--- BEGIN EXCERPT ---

This blog contains my honest, yet positive thoughts on issues largely pertaining to international development and the work of NGOs. My thoughts are developed through my work with an organization I co-founded called Project Esperanza. This blog provides reviews of other organizations and businesses we have come in contact with as well.
When Project Esperanza first came to Puerto Plata as a Virginia Tech
student organization in the summer of 2006, we conducted a street census with
the understanding that the results would be submitted to Integracion Juvenil, a
Dominican foundation, that was opening up a home for boys on the streets. We
created 140 profiles over the course of one month and submitted the information
to Integracion Juvenil. We were told that Integracion Juvenil rejected the
profiles as 96% of them were of Haitian youth and adolescents, and they did not
intend on receiving Haitians into their home.

--- END EXCERPT ---
--- BEGIN PROVIDED MATERIAL ---

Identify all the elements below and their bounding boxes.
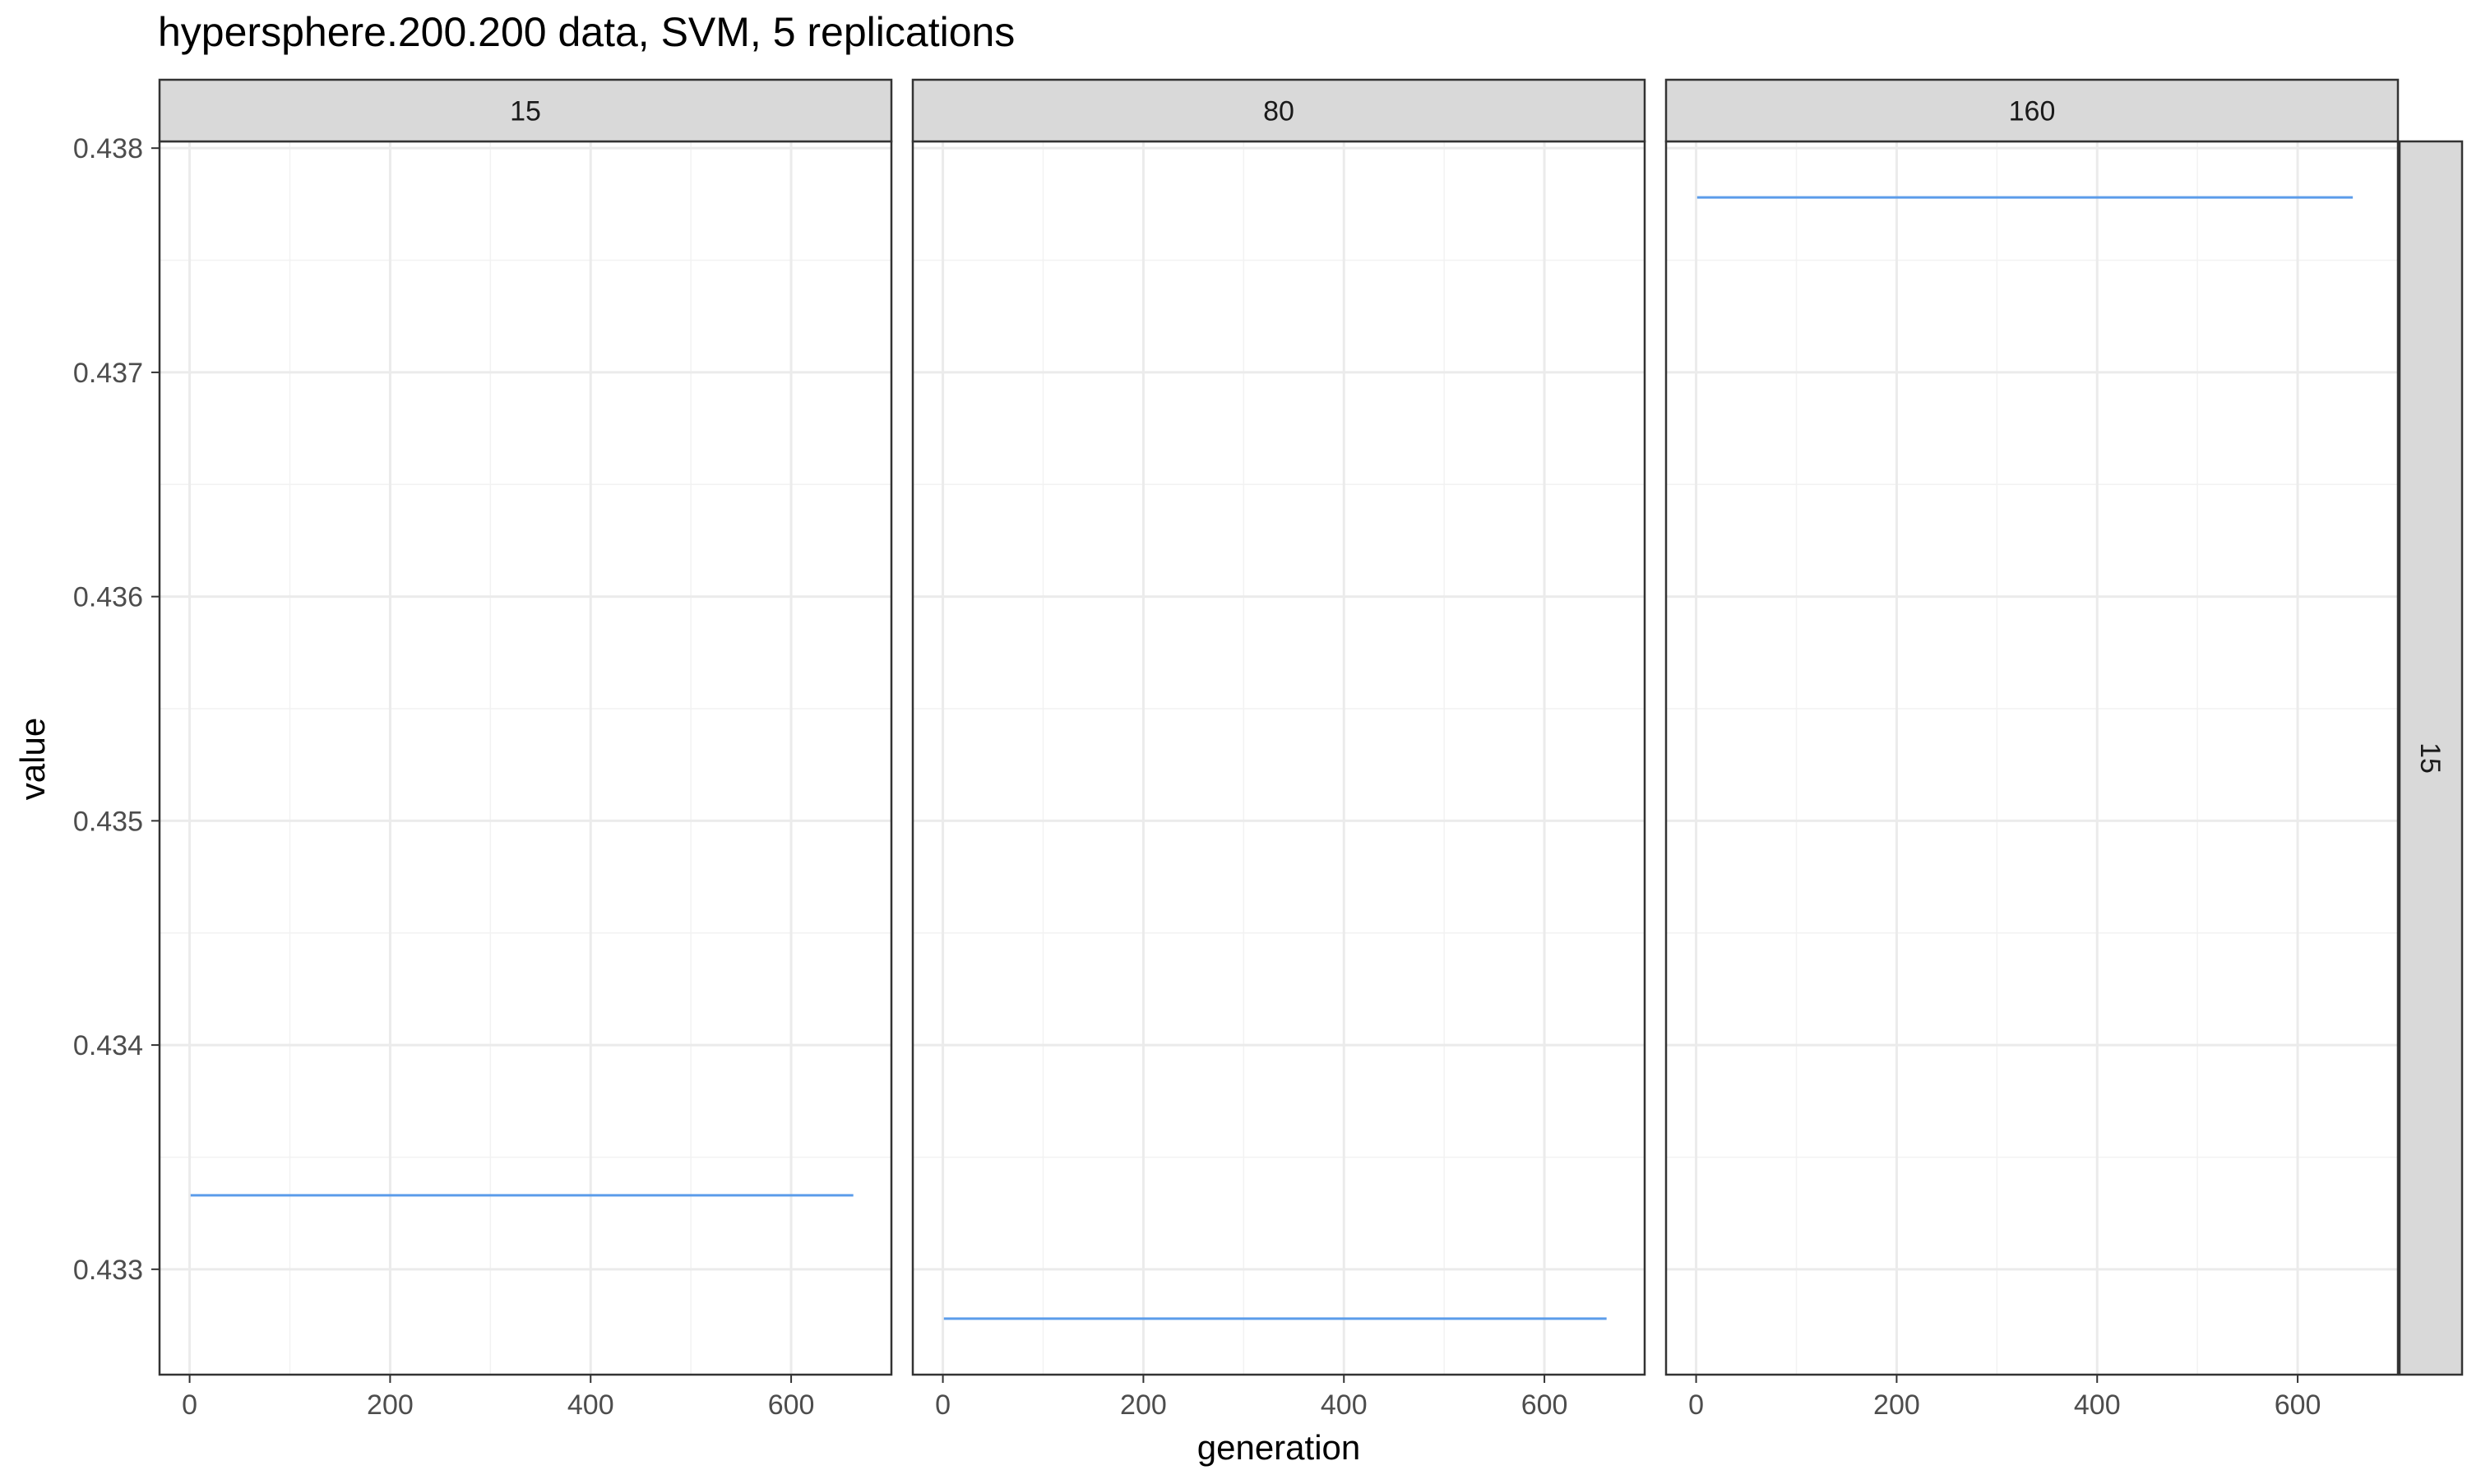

--- END PROVIDED MATERIAL ---

**DIRECTIONS**
**A.** In the Project Esperanza blog excerpt, how many profiles were created during the street census?
**B.** Continue the Project Esperanza blog excerpt from where it stops.

**EXPECTED ANSWERS**
**A.** 140 profiles, created over the course of one month.

**B.**
This is where our work began. The average age reported was 14. We were
told that some of these kids were living with “bosses” who sent them out
selling and then took their money at the end of the day. Very few reported
living with family, and those who did reported living with a brother, a cousin,
or an aunt, but not their nuclear family (mother, father, and siblings). The
original profiles were lost in a damaged hard drive before we could collect the
exact statistics, but it was remarkable to us that 0% of the Haitian youth
reported currently attending school. Some had reported attending school in
Haiti before coming to the Dominican Republic, while others reported never
having gone to school before. Probably 85% reported living in the barrio of
Padre Granero, where we began running a school shortly thereafter, whereas the
other 15% reported living in the barrio of Agua Negra on the other side of
town. When asked why they came to the Dominican Republic, they all said, “to
search for life”. Haiti is the poorest country in the Western Hemisphere, so it
makes sense that so many venture over to the other country that shares the
island with them in hopes of finding “life”.
At the end of the month long census, some found out where our volunteer
house was located and they began coming by in groups asking to see the photos
we had taken of them for the census profiles. We were sad that the home we
thought we would be able to lead some of them to through Integracion Juvenil
was not going to be a reality for them. So we began a lunch, tutoring, and
recreation program at that time from noon to 4pm. We began learning much more
about them and over time, some did disclose their stories.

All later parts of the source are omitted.